◆ **DIRECTIONS**:
Check each line of the records below for the word "page" and copy those where it appears.

-- BEGIN AVAILABLE DATA --

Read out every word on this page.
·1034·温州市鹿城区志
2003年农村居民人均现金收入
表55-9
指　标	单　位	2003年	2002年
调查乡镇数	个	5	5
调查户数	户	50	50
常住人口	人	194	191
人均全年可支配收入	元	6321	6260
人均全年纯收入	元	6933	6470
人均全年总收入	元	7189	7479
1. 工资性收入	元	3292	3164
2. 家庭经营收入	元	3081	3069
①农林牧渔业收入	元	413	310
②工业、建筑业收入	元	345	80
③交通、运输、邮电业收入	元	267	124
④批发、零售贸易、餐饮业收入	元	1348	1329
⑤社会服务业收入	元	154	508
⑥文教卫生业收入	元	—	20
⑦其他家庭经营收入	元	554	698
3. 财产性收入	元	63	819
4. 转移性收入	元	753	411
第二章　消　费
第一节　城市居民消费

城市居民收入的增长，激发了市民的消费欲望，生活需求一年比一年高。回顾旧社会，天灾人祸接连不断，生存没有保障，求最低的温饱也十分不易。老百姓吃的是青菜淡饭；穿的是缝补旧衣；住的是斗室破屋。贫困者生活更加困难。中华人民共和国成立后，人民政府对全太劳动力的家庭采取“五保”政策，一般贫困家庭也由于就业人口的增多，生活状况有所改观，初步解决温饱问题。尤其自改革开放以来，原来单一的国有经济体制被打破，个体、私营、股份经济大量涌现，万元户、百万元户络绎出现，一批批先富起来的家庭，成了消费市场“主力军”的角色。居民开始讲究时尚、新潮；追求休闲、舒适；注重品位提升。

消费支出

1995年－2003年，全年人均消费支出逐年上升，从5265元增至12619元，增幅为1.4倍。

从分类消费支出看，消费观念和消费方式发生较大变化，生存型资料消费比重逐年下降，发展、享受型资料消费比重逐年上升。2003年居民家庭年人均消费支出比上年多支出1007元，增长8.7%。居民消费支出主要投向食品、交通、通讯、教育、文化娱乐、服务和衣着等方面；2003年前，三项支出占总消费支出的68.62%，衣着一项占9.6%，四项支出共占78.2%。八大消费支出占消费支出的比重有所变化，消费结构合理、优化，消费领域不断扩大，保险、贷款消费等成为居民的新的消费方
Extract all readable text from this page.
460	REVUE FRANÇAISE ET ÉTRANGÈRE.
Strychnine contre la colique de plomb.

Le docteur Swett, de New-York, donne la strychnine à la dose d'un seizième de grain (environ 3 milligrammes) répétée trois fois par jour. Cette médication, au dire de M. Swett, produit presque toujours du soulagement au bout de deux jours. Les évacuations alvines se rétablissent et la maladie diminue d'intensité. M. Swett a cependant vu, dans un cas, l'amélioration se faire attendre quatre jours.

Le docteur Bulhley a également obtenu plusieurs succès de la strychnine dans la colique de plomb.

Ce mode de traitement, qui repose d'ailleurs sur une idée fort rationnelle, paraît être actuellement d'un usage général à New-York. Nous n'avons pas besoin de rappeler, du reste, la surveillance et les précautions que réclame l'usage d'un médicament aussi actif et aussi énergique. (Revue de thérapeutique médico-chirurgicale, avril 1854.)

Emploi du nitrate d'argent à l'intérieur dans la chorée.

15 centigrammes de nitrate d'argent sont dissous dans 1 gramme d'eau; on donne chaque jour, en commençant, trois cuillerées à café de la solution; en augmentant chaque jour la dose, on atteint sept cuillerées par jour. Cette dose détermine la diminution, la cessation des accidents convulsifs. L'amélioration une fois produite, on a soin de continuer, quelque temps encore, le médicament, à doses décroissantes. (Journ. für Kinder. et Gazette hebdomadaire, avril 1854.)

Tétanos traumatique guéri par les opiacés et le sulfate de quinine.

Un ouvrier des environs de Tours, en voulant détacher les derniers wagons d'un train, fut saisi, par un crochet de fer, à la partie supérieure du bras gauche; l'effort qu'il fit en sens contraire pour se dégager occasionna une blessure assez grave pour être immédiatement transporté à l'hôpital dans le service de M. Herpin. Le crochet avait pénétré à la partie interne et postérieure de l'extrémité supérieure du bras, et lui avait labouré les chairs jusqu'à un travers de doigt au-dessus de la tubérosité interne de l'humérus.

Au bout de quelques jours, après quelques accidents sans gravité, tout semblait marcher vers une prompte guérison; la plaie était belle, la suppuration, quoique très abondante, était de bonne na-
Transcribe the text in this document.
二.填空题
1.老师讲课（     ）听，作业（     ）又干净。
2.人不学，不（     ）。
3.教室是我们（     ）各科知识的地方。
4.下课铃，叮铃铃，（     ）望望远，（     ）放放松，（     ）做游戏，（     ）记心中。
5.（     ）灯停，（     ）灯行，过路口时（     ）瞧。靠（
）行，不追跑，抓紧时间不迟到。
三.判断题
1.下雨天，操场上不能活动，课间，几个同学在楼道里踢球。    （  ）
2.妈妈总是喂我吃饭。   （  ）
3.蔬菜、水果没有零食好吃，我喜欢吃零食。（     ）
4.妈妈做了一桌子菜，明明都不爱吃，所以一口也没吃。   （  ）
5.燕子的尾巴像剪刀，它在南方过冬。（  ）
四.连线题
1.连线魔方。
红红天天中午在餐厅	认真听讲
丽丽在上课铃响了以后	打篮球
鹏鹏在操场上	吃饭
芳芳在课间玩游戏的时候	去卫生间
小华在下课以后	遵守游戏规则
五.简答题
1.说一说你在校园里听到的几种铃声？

-- END AVAILABLE DATA --

◆ **SOLUTION BELOW**:
Read out every word on this page.
Extract all readable text from this page.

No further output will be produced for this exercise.